What is required:
Go through the records and show each line where the word "children" occurs.

The data:
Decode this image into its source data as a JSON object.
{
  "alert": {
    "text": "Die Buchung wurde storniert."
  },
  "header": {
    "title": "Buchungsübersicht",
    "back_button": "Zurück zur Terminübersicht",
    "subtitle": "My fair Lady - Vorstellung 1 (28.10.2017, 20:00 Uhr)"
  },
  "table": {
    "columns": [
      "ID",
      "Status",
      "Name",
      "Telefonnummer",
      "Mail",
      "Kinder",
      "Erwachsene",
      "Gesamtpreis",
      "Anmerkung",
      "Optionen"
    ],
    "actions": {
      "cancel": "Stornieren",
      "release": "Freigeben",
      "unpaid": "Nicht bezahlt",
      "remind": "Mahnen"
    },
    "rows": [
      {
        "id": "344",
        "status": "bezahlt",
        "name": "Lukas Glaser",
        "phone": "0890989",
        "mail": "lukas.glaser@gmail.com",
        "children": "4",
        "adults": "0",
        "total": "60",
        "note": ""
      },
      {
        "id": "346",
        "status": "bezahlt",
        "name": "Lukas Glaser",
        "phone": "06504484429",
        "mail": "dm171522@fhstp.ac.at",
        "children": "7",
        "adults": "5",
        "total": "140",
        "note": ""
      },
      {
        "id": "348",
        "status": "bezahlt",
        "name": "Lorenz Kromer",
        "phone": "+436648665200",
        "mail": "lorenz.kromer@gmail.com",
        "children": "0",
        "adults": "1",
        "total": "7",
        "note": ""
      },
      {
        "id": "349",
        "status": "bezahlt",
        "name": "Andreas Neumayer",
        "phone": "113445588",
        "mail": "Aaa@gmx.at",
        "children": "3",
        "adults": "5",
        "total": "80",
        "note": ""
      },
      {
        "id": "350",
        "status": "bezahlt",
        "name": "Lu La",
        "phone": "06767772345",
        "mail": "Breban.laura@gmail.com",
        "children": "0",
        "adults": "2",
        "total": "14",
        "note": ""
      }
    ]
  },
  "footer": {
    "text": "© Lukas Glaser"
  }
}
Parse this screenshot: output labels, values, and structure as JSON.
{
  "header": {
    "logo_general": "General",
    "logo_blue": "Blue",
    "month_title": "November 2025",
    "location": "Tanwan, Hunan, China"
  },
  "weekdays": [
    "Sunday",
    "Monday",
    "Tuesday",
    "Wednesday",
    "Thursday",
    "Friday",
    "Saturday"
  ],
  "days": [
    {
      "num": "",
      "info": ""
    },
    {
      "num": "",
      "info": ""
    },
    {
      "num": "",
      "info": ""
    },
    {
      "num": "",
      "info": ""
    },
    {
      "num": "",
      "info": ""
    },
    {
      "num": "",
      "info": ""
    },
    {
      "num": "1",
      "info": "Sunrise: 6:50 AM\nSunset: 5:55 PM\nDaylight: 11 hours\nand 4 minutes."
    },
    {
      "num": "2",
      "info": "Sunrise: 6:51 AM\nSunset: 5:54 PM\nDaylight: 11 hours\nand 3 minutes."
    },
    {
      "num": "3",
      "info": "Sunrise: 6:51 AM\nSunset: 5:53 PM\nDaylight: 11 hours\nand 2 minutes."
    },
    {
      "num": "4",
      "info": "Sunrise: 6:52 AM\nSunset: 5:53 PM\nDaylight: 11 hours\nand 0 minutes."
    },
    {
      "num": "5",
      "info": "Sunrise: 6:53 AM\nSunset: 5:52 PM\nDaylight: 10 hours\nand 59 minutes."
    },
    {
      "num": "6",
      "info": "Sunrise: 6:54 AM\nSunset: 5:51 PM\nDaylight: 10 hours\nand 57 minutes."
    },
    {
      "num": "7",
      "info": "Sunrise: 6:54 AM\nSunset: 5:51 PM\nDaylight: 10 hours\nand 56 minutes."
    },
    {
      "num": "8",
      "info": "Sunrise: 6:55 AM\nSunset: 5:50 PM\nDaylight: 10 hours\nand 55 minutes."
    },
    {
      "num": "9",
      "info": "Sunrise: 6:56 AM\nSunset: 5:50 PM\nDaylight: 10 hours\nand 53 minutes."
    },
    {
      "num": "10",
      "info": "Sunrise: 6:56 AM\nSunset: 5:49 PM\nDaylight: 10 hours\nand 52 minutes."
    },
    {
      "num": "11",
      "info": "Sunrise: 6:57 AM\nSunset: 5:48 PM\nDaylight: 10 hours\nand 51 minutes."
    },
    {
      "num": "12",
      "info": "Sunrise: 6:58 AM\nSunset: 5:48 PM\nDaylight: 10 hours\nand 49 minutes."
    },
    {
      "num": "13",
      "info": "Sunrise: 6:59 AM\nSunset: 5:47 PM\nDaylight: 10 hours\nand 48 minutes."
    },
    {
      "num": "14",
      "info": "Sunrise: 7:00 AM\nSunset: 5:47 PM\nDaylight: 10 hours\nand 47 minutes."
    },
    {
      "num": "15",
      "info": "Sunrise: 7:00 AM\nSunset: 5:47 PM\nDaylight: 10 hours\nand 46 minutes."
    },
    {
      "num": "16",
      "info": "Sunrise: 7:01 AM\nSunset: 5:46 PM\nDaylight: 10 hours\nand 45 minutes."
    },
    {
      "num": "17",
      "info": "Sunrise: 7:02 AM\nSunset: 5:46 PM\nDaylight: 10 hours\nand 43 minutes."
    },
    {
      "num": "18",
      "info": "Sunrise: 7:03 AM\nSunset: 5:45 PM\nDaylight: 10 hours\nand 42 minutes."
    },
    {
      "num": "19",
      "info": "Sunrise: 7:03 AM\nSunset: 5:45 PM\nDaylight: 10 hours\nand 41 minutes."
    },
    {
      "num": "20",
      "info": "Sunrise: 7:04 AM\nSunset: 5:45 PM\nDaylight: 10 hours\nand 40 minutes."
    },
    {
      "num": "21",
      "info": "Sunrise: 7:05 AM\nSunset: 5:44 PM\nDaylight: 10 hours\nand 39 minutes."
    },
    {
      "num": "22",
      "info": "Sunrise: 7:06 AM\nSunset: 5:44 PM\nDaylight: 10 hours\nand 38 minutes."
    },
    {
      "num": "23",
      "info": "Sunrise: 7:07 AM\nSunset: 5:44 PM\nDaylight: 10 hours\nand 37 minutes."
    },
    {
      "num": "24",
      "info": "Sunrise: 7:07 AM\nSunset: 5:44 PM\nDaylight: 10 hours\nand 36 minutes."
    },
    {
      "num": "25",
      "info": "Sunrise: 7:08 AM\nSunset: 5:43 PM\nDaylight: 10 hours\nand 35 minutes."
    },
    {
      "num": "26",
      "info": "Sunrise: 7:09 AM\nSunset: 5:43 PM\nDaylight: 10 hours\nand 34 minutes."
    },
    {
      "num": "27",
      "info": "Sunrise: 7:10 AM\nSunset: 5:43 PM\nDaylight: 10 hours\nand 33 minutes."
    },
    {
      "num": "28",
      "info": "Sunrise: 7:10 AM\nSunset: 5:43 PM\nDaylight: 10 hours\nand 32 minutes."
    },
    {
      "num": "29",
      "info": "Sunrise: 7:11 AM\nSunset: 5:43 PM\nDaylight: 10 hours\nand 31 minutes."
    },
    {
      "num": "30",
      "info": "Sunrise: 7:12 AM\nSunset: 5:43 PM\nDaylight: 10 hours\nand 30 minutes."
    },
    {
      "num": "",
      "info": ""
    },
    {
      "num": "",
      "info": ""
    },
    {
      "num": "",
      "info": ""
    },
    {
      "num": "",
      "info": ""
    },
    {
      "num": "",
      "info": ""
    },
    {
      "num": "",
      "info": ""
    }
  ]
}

Correct response:
        "children": "4",
        "children": "7",
        "children": "0",
        "children": "3",
        "children": "0",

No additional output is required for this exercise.